▸ WHAT TO PRODUCE
Output all of the material exactly; leave out no line.

▸ MATERIAL TO PROCESS
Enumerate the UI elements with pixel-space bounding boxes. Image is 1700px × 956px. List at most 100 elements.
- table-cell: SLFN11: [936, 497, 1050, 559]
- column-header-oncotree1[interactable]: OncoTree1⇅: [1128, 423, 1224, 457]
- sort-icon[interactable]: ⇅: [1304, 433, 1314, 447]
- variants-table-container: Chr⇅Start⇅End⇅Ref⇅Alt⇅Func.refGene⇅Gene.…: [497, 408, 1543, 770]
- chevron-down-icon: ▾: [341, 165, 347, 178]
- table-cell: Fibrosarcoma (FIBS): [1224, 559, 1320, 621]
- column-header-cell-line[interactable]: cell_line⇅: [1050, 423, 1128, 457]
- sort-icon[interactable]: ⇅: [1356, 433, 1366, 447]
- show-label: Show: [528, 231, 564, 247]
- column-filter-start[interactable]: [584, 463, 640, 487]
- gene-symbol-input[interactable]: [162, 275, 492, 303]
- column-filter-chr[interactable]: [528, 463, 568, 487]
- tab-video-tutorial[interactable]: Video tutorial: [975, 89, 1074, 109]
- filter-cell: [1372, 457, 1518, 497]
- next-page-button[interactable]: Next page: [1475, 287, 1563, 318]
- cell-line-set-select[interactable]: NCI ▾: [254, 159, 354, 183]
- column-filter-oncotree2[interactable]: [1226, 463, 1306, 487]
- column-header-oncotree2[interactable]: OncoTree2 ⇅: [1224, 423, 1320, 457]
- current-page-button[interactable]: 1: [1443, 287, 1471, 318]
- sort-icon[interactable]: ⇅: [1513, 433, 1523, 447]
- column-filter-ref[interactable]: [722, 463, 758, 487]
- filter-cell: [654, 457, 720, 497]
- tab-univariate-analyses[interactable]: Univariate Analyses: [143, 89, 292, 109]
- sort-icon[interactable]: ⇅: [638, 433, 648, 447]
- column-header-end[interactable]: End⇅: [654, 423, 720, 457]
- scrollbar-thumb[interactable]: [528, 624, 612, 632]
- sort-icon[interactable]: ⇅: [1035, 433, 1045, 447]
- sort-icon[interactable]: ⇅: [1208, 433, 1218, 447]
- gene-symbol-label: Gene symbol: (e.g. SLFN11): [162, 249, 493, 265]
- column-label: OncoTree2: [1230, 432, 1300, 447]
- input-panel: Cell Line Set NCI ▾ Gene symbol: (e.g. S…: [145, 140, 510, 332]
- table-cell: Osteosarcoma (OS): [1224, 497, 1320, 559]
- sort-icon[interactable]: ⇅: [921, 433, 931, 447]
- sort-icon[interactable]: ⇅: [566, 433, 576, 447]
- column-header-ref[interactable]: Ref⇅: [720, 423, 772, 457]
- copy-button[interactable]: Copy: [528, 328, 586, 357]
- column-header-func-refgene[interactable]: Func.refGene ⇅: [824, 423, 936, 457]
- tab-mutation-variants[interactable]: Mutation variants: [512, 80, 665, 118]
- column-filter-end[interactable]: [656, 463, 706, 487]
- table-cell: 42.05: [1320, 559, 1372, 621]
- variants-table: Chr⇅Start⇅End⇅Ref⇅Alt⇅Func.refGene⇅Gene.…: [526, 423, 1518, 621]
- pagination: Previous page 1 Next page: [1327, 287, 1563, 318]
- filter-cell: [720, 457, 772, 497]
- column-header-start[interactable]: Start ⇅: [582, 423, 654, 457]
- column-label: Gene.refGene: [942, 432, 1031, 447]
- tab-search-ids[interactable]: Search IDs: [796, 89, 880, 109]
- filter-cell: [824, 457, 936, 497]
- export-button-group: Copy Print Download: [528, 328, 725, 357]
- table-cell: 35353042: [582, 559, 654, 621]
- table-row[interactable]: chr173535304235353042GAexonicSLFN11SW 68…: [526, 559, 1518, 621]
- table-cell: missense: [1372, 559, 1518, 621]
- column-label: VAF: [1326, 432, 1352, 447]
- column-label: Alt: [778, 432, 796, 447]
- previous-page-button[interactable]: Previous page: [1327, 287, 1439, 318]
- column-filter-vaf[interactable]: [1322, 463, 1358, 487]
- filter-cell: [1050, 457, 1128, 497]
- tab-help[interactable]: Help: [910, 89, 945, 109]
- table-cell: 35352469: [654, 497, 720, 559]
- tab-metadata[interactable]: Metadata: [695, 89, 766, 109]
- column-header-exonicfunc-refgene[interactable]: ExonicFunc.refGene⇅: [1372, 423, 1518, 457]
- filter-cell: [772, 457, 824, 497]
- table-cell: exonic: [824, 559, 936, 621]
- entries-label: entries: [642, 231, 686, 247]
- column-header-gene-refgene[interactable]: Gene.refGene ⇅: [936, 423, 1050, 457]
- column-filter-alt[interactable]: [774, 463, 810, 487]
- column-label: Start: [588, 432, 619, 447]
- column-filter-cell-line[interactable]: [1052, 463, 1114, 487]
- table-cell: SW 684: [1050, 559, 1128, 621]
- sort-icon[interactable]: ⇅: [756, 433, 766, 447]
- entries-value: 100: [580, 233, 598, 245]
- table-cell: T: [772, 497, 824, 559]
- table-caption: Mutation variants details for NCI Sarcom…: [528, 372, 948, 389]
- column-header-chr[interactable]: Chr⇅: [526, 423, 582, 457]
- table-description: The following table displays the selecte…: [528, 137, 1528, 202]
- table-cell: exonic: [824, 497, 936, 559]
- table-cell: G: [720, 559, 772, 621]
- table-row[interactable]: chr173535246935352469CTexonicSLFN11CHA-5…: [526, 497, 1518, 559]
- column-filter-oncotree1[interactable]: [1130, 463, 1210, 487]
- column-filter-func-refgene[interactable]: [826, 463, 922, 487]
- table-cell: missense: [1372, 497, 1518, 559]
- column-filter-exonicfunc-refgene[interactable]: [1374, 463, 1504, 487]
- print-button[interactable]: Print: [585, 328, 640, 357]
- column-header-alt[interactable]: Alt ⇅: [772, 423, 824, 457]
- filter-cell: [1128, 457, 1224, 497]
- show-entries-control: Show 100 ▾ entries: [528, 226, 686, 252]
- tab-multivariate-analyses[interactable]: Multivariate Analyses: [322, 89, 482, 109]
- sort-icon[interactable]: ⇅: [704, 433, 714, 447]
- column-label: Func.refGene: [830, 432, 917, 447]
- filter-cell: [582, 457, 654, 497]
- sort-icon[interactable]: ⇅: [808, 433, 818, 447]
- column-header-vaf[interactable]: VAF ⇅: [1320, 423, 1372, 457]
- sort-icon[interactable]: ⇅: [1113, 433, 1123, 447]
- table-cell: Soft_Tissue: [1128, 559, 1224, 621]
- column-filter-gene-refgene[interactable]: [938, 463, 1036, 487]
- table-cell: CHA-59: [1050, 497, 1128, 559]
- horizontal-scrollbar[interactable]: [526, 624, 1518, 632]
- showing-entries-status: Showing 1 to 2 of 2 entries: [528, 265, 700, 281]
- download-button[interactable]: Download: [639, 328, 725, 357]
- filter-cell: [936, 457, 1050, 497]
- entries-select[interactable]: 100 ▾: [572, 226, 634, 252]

▸ RESPONSE TO THE EXERCISE
Enumerate the UI elements with pixel-space bounding boxes. Image is 1700px × 956px. List at most 100 elements.
- table-cell: SLFN11: [936, 497, 1050, 559]
- column-header-oncotree1[interactable]: OncoTree1⇅: [1128, 423, 1224, 457]
- sort-icon[interactable]: ⇅: [1304, 433, 1314, 447]
- variants-table-container: Chr⇅Start⇅End⇅Ref⇅Alt⇅Func.refGene⇅Gene.…: [497, 408, 1543, 770]
- chevron-down-icon: ▾: [341, 165, 347, 178]
- table-cell: Fibrosarcoma (FIBS): [1224, 559, 1320, 621]
- column-header-cell-line[interactable]: cell_line⇅: [1050, 423, 1128, 457]
- sort-icon[interactable]: ⇅: [1356, 433, 1366, 447]
- show-label: Show: [528, 231, 564, 247]
- column-filter-start[interactable]: [584, 463, 640, 487]
- gene-symbol-input[interactable]: [162, 275, 492, 303]
- column-filter-chr[interactable]: [528, 463, 568, 487]
- tab-video-tutorial[interactable]: Video tutorial: [975, 89, 1074, 109]
- filter-cell: [1372, 457, 1518, 497]
- next-page-button[interactable]: Next page: [1475, 287, 1563, 318]
- cell-line-set-select[interactable]: NCI ▾: [254, 159, 354, 183]
- column-filter-oncotree2[interactable]: [1226, 463, 1306, 487]
- column-header-oncotree2[interactable]: OncoTree2 ⇅: [1224, 423, 1320, 457]
- current-page-button[interactable]: 1: [1443, 287, 1471, 318]
- sort-icon[interactable]: ⇅: [1513, 433, 1523, 447]
- column-filter-ref[interactable]: [722, 463, 758, 487]
- filter-cell: [654, 457, 720, 497]
- tab-univariate-analyses[interactable]: Univariate Analyses: [143, 89, 292, 109]
- sort-icon[interactable]: ⇅: [638, 433, 648, 447]
- column-header-end[interactable]: End⇅: [654, 423, 720, 457]
- scrollbar-thumb[interactable]: [528, 624, 612, 632]
- sort-icon[interactable]: ⇅: [1035, 433, 1045, 447]
- sort-icon[interactable]: ⇅: [1208, 433, 1218, 447]
- gene-symbol-label: Gene symbol: (e.g. SLFN11): [162, 249, 493, 265]
- column-label: OncoTree2: [1230, 432, 1300, 447]
- input-panel: Cell Line Set NCI ▾ Gene symbol: (e.g. S…: [145, 140, 510, 332]
- table-cell: Osteosarcoma (OS): [1224, 497, 1320, 559]
- sort-icon[interactable]: ⇅: [921, 433, 931, 447]
- sort-icon[interactable]: ⇅: [566, 433, 576, 447]
- column-header-ref[interactable]: Ref⇅: [720, 423, 772, 457]
- copy-button[interactable]: Copy: [528, 328, 586, 357]
- column-header-func-refgene[interactable]: Func.refGene ⇅: [824, 423, 936, 457]
- tab-mutation-variants[interactable]: Mutation variants: [512, 80, 665, 118]
- column-filter-end[interactable]: [656, 463, 706, 487]
- table-cell: 42.05: [1320, 559, 1372, 621]
- variants-table: Chr⇅Start⇅End⇅Ref⇅Alt⇅Func.refGene⇅Gene.…: [526, 423, 1518, 621]
- pagination: Previous page 1 Next page: [1327, 287, 1563, 318]
- filter-cell: [720, 457, 772, 497]
- column-header-start[interactable]: Start ⇅: [582, 423, 654, 457]
- column-label: Gene.refGene: [942, 432, 1031, 447]
- tab-search-ids[interactable]: Search IDs: [796, 89, 880, 109]
- filter-cell: [824, 457, 936, 497]
- export-button-group: Copy Print Download: [528, 328, 725, 357]
- table-cell: 35353042: [582, 559, 654, 621]
- table-row[interactable]: chr173535304235353042GAexonicSLFN11SW 68…: [526, 559, 1518, 621]
- table-cell: missense: [1372, 559, 1518, 621]
- column-label: VAF: [1326, 432, 1352, 447]
- column-label: Alt: [778, 432, 796, 447]
- previous-page-button[interactable]: Previous page: [1327, 287, 1439, 318]
- column-filter-vaf[interactable]: [1322, 463, 1358, 487]
- filter-cell: [1050, 457, 1128, 497]
- tab-help[interactable]: Help: [910, 89, 945, 109]
- table-cell: 35352469: [654, 497, 720, 559]
- tab-metadata[interactable]: Metadata: [695, 89, 766, 109]
- column-header-exonicfunc-refgene[interactable]: ExonicFunc.refGene⇅: [1372, 423, 1518, 457]
- filter-cell: [772, 457, 824, 497]
- table-cell: exonic: [824, 559, 936, 621]
- entries-label: entries: [642, 231, 686, 247]
- column-header-gene-refgene[interactable]: Gene.refGene ⇅: [936, 423, 1050, 457]
- column-filter-alt[interactable]: [774, 463, 810, 487]
- column-label: Start: [588, 432, 619, 447]
- column-filter-cell-line[interactable]: [1052, 463, 1114, 487]
- table-cell: SW 684: [1050, 559, 1128, 621]
- sort-icon[interactable]: ⇅: [756, 433, 766, 447]
- entries-value: 100: [580, 233, 598, 245]
- table-cell: T: [772, 497, 824, 559]
- table-caption: Mutation variants details for NCI Sarcom…: [528, 372, 948, 389]
- column-header-chr[interactable]: Chr⇅: [526, 423, 582, 457]
- table-description: The following table displays the selecte…: [528, 137, 1528, 202]
- table-cell: exonic: [824, 497, 936, 559]
- table-cell: G: [720, 559, 772, 621]
- table-row[interactable]: chr173535246935352469CTexonicSLFN11CHA-5…: [526, 497, 1518, 559]
- column-filter-oncotree1[interactable]: [1130, 463, 1210, 487]
- column-filter-func-refgene[interactable]: [826, 463, 922, 487]
- table-cell: missense: [1372, 497, 1518, 559]
- column-filter-exonicfunc-refgene[interactable]: [1374, 463, 1504, 487]
- print-button[interactable]: Print: [585, 328, 640, 357]
- column-header-alt[interactable]: Alt ⇅: [772, 423, 824, 457]
- filter-cell: [1128, 457, 1224, 497]
- show-entries-control: Show 100 ▾ entries: [528, 226, 686, 252]
- tab-multivariate-analyses[interactable]: Multivariate Analyses: [322, 89, 482, 109]
- sort-icon[interactable]: ⇅: [704, 433, 714, 447]
- column-label: Func.refGene: [830, 432, 917, 447]
- filter-cell: [582, 457, 654, 497]
- sort-icon[interactable]: ⇅: [808, 433, 818, 447]
- column-header-vaf[interactable]: VAF ⇅: [1320, 423, 1372, 457]
- sort-icon[interactable]: ⇅: [1113, 433, 1123, 447]
- table-cell: Soft_Tissue: [1128, 559, 1224, 621]
- column-filter-gene-refgene[interactable]: [938, 463, 1036, 487]
- table-cell: CHA-59: [1050, 497, 1128, 559]
- horizontal-scrollbar[interactable]: [526, 624, 1518, 632]
- showing-entries-status: Showing 1 to 2 of 2 entries: [528, 265, 700, 281]
- download-button[interactable]: Download: [639, 328, 725, 357]
- filter-cell: [936, 457, 1050, 497]
- entries-select[interactable]: 100 ▾: [572, 226, 634, 252]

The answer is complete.